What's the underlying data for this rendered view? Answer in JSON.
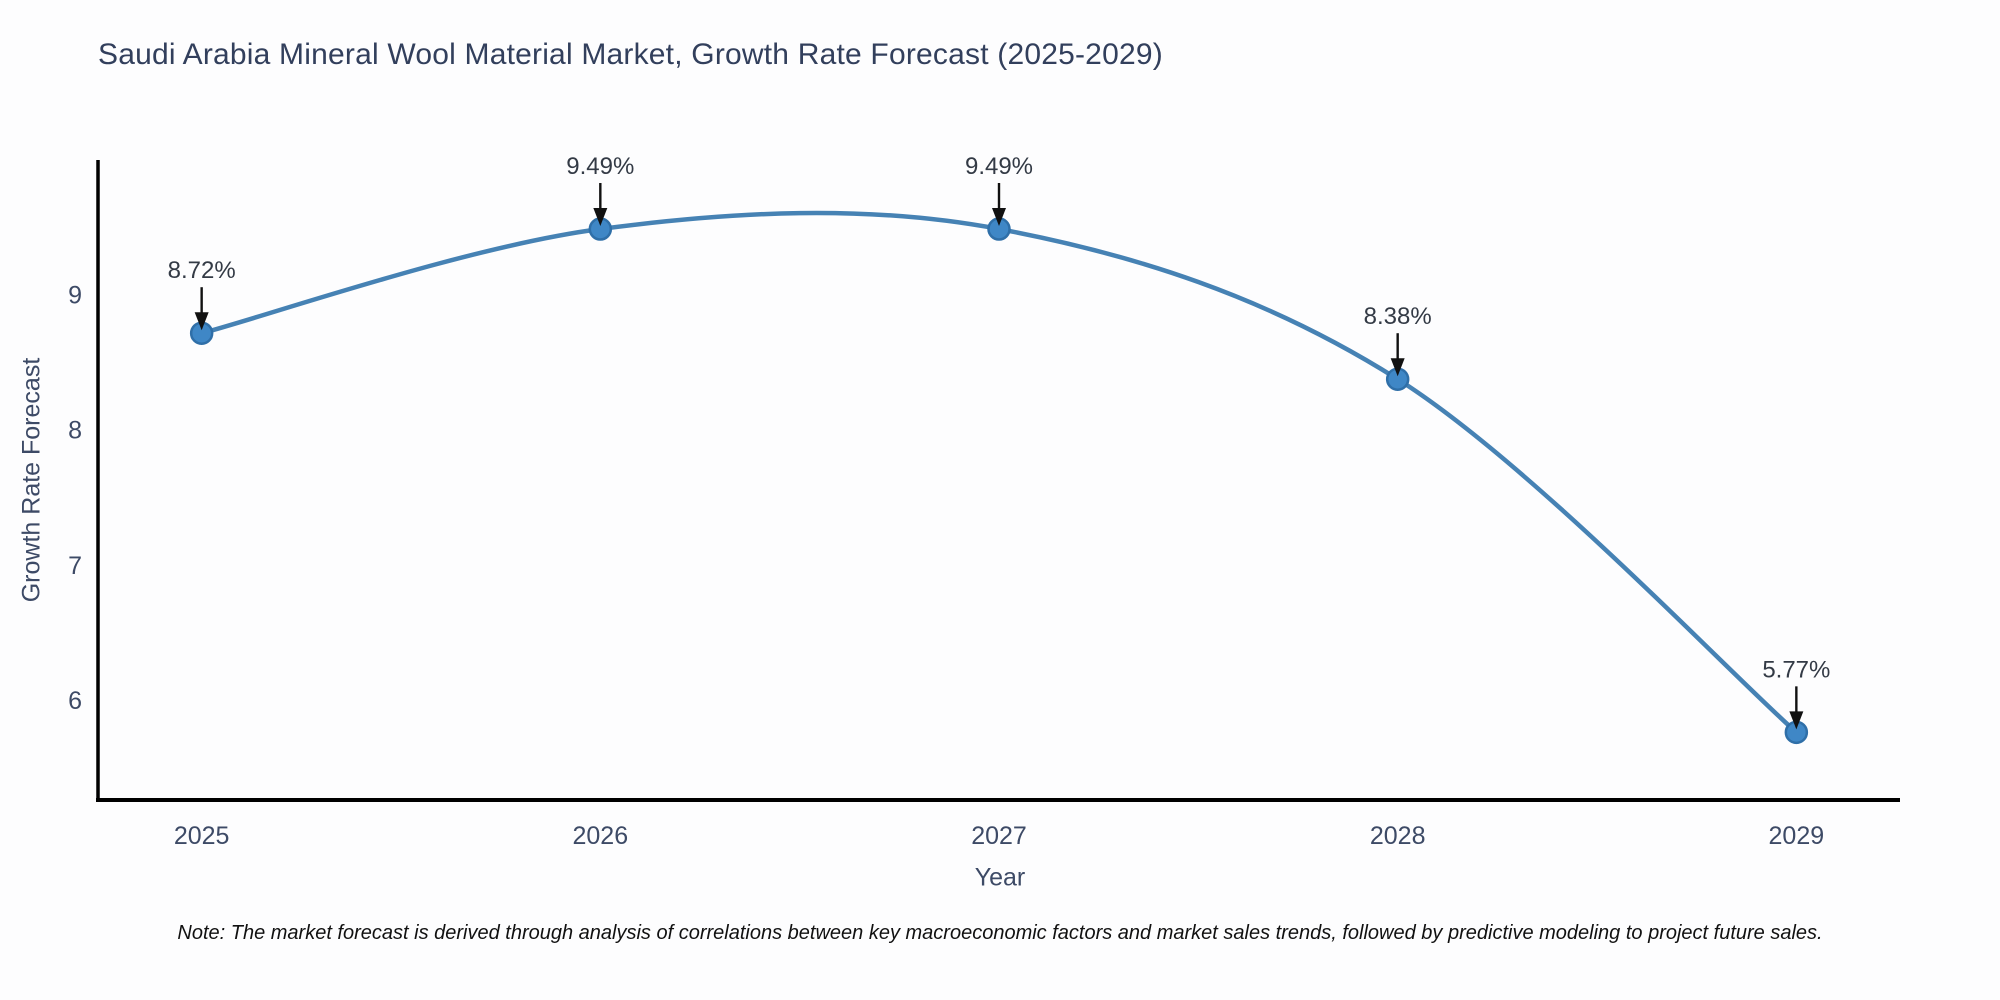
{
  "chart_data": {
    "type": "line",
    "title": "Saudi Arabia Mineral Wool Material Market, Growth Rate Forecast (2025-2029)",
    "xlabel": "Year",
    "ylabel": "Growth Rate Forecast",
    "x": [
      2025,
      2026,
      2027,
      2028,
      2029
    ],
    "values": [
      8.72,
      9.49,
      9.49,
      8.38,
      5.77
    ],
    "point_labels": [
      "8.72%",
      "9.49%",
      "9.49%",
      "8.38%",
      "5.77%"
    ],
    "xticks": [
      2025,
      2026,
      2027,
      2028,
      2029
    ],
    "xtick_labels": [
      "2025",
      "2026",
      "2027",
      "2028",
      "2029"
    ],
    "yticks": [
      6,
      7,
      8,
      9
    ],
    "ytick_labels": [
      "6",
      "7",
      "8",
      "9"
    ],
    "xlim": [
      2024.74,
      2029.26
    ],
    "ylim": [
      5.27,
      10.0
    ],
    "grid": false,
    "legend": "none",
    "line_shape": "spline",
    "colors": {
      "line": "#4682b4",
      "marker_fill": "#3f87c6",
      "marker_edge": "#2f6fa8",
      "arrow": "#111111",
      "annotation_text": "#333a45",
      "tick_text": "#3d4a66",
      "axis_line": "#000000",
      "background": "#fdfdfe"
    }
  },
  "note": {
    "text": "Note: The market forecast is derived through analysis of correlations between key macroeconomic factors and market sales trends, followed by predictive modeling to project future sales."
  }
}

* * * * * * *

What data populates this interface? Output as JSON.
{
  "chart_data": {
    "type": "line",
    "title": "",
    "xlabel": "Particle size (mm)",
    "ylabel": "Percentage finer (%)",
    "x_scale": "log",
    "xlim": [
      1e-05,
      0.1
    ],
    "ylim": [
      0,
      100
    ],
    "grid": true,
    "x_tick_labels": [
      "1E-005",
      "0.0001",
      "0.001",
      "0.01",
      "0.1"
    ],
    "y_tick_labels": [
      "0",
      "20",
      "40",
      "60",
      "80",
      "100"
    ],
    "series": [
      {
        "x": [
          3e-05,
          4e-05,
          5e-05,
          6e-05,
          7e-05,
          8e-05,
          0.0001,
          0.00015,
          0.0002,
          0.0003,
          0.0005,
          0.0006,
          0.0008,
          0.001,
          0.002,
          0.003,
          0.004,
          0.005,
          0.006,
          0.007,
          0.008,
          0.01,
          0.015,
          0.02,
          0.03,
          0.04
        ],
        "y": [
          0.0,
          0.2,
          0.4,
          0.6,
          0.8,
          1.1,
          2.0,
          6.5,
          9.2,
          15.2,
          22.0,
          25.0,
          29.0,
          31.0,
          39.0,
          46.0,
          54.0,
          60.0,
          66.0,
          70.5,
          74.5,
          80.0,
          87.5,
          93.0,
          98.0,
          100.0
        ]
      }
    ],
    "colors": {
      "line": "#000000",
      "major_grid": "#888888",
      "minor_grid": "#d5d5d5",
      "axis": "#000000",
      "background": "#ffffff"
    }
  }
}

* * * * * * *

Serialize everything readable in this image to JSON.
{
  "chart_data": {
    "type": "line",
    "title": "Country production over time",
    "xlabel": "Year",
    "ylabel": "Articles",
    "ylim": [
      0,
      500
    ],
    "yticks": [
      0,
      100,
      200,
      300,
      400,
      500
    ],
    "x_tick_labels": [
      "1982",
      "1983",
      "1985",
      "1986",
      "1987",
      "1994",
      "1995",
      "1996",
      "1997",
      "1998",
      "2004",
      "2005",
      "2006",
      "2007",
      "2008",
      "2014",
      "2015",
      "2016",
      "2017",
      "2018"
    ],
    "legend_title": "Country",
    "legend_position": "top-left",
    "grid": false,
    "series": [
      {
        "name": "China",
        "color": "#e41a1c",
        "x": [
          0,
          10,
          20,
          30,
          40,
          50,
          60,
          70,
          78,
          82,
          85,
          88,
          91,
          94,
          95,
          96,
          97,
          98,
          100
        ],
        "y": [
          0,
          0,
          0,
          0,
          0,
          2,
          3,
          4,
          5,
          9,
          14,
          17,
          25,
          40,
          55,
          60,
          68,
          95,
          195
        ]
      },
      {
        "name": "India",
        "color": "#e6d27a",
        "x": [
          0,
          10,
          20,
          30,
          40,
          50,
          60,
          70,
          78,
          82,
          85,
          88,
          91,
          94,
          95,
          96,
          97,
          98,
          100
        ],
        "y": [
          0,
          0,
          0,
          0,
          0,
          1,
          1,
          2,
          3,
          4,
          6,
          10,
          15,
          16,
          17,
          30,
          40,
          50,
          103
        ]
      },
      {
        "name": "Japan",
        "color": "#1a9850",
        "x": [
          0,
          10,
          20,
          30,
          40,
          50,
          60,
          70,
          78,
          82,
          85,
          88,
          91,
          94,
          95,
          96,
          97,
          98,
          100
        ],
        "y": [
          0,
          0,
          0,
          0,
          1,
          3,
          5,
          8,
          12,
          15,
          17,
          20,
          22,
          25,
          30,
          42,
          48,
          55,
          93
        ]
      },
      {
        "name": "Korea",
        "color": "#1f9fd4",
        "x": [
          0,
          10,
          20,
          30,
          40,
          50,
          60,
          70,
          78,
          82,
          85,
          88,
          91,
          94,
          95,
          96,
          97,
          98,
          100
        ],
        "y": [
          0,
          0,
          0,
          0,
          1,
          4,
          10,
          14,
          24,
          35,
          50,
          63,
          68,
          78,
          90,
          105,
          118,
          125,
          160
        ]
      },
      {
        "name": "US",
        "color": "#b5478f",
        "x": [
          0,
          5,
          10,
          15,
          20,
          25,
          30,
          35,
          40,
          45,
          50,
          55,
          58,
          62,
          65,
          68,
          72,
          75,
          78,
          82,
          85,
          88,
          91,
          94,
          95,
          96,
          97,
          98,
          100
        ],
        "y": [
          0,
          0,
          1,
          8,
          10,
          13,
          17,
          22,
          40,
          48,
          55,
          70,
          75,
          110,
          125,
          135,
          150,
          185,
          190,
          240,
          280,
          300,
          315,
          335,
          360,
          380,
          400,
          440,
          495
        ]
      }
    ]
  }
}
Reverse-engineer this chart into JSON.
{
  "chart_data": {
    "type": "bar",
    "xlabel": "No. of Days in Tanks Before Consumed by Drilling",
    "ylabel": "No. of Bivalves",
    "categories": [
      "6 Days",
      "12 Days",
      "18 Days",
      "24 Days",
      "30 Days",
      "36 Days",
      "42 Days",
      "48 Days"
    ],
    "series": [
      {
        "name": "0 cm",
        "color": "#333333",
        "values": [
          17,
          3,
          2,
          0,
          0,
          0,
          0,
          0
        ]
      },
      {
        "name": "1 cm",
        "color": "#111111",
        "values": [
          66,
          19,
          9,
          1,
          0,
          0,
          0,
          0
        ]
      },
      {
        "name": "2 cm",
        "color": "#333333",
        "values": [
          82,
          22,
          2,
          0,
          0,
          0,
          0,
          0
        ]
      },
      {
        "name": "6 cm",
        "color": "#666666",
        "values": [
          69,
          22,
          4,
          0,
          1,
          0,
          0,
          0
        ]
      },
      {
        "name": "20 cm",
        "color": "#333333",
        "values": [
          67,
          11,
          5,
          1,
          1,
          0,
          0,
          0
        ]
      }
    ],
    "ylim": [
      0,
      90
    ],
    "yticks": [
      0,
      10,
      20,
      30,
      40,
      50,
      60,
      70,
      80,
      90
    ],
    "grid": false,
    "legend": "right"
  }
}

* * * * * * *

Return each line with "Country".

Response to this exercise —
    "title": "Country production over time",
    "legend_title": "Country",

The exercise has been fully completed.